• **Short exercise**:
Print the entries below in their entirety, exactly as they are written.

• **Extracted records**:
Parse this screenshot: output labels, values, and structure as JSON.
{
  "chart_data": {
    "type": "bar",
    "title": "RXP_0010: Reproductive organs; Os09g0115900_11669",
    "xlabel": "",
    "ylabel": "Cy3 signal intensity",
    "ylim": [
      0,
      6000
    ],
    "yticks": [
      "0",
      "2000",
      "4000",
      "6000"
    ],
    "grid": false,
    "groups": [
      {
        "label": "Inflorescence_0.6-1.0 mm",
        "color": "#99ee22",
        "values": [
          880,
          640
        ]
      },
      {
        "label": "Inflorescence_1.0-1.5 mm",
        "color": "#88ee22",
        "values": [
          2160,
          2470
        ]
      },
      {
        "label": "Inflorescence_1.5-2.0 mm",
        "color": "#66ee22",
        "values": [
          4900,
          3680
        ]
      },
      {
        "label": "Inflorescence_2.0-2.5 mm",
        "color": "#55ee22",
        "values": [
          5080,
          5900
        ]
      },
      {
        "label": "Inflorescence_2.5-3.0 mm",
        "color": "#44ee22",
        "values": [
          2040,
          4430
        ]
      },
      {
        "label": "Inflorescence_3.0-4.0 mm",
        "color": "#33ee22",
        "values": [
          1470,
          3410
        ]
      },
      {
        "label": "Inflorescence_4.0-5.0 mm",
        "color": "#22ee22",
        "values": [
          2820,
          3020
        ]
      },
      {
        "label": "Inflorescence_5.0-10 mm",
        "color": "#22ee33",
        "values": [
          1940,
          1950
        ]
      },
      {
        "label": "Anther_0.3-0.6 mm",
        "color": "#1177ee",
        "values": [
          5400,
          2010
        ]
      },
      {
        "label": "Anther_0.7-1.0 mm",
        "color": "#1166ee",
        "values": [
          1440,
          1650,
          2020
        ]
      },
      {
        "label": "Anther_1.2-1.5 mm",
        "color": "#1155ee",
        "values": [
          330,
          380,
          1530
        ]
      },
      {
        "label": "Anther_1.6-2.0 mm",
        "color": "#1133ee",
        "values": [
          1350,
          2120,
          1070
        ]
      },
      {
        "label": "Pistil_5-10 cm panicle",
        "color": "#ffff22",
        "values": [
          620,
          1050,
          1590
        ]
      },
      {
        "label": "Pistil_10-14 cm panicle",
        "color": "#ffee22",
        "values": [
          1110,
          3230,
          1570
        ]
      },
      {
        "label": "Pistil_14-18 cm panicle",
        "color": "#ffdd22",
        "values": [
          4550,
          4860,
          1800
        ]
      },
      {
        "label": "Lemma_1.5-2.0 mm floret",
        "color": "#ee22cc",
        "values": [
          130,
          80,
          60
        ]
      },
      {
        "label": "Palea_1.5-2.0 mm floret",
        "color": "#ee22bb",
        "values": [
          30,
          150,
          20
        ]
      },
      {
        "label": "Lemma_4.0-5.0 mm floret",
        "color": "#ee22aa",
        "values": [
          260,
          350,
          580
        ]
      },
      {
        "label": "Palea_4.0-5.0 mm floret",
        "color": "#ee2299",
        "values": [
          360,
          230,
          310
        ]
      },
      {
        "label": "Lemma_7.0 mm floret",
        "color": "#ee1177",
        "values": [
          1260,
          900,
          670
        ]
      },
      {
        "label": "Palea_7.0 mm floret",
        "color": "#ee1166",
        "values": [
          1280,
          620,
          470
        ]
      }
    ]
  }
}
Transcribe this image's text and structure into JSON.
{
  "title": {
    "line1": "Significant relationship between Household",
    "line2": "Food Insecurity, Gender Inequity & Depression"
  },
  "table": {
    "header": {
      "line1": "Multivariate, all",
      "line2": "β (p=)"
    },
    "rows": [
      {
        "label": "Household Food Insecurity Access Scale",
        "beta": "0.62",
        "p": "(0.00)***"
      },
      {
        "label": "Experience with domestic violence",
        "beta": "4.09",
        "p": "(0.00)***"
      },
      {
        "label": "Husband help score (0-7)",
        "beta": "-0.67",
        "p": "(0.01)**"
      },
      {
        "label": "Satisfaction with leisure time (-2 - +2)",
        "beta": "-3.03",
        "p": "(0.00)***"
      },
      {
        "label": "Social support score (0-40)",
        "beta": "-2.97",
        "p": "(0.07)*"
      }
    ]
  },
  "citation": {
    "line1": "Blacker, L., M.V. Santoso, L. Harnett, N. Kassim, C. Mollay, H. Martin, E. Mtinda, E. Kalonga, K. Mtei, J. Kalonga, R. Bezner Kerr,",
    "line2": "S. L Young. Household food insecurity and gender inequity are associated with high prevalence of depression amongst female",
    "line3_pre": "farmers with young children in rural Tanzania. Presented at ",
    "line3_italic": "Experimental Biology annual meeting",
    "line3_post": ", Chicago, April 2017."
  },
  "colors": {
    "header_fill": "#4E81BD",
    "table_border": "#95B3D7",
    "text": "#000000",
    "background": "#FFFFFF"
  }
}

• **Problem solution**:
Parse this screenshot: output labels, values, and structure as JSON.
{
  "chart_data": {
    "type": "bar",
    "title": "RXP_0010: Reproductive organs; Os09g0115900_11669",
    "xlabel": "",
    "ylabel": "Cy3 signal intensity",
    "ylim": [
      0,
      6000
    ],
    "yticks": [
      "0",
      "2000",
      "4000",
      "6000"
    ],
    "grid": false,
    "groups": [
      {
        "label": "Inflorescence_0.6-1.0 mm",
        "color": "#99ee22",
        "values": [
          880,
          640
        ]
      },
      {
        "label": "Inflorescence_1.0-1.5 mm",
        "color": "#88ee22",
        "values": [
          2160,
          2470
        ]
      },
      {
        "label": "Inflorescence_1.5-2.0 mm",
        "color": "#66ee22",
        "values": [
          4900,
          3680
        ]
      },
      {
        "label": "Inflorescence_2.0-2.5 mm",
        "color": "#55ee22",
        "values": [
          5080,
          5900
        ]
      },
      {
        "label": "Inflorescence_2.5-3.0 mm",
        "color": "#44ee22",
        "values": [
          2040,
          4430
        ]
      },
      {
        "label": "Inflorescence_3.0-4.0 mm",
        "color": "#33ee22",
        "values": [
          1470,
          3410
        ]
      },
      {
        "label": "Inflorescence_4.0-5.0 mm",
        "color": "#22ee22",
        "values": [
          2820,
          3020
        ]
      },
      {
        "label": "Inflorescence_5.0-10 mm",
        "color": "#22ee33",
        "values": [
          1940,
          1950
        ]
      },
      {
        "label": "Anther_0.3-0.6 mm",
        "color": "#1177ee",
        "values": [
          5400,
          2010
        ]
      },
      {
        "label": "Anther_0.7-1.0 mm",
        "color": "#1166ee",
        "values": [
          1440,
          1650,
          2020
        ]
      },
      {
        "label": "Anther_1.2-1.5 mm",
        "color": "#1155ee",
        "values": [
          330,
          380,
          1530
        ]
      },
      {
        "label": "Anther_1.6-2.0 mm",
        "color": "#1133ee",
        "values": [
          1350,
          2120,
          1070
        ]
      },
      {
        "label": "Pistil_5-10 cm panicle",
        "color": "#ffff22",
        "values": [
          620,
          1050,
          1590
        ]
      },
      {
        "label": "Pistil_10-14 cm panicle",
        "color": "#ffee22",
        "values": [
          1110,
          3230,
          1570
        ]
      },
      {
        "label": "Pistil_14-18 cm panicle",
        "color": "#ffdd22",
        "values": [
          4550,
          4860,
          1800
        ]
      },
      {
        "label": "Lemma_1.5-2.0 mm floret",
        "color": "#ee22cc",
        "values": [
          130,
          80,
          60
        ]
      },
      {
        "label": "Palea_1.5-2.0 mm floret",
        "color": "#ee22bb",
        "values": [
          30,
          150,
          20
        ]
      },
      {
        "label": "Lemma_4.0-5.0 mm floret",
        "color": "#ee22aa",
        "values": [
          260,
          350,
          580
        ]
      },
      {
        "label": "Palea_4.0-5.0 mm floret",
        "color": "#ee2299",
        "values": [
          360,
          230,
          310
        ]
      },
      {
        "label": "Lemma_7.0 mm floret",
        "color": "#ee1177",
        "values": [
          1260,
          900,
          670
        ]
      },
      {
        "label": "Palea_7.0 mm floret",
        "color": "#ee1166",
        "values": [
          1280,
          620,
          470
        ]
      }
    ]
  }
}
Transcribe this image's text and structure into JSON.
{
  "title": {
    "line1": "Significant relationship between Household",
    "line2": "Food Insecurity, Gender Inequity & Depression"
  },
  "table": {
    "header": {
      "line1": "Multivariate, all",
      "line2": "β (p=)"
    },
    "rows": [
      {
        "label": "Household Food Insecurity Access Scale",
        "beta": "0.62",
        "p": "(0.00)***"
      },
      {
        "label": "Experience with domestic violence",
        "beta": "4.09",
        "p": "(0.00)***"
      },
      {
        "label": "Husband help score (0-7)",
        "beta": "-0.67",
        "p": "(0.01)**"
      },
      {
        "label": "Satisfaction with leisure time (-2 - +2)",
        "beta": "-3.03",
        "p": "(0.00)***"
      },
      {
        "label": "Social support score (0-40)",
        "beta": "-2.97",
        "p": "(0.07)*"
      }
    ]
  },
  "citation": {
    "line1": "Blacker, L., M.V. Santoso, L. Harnett, N. Kassim, C. Mollay, H. Martin, E. Mtinda, E. Kalonga, K. Mtei, J. Kalonga, R. Bezner Kerr,",
    "line2": "S. L Young. Household food insecurity and gender inequity are associated with high prevalence of depression amongst female",
    "line3_pre": "farmers with young children in rural Tanzania. Presented at ",
    "line3_italic": "Experimental Biology annual meeting",
    "line3_post": ", Chicago, April 2017."
  },
  "colors": {
    "header_fill": "#4E81BD",
    "table_border": "#95B3D7",
    "text": "#000000",
    "background": "#FFFFFF"
  }
}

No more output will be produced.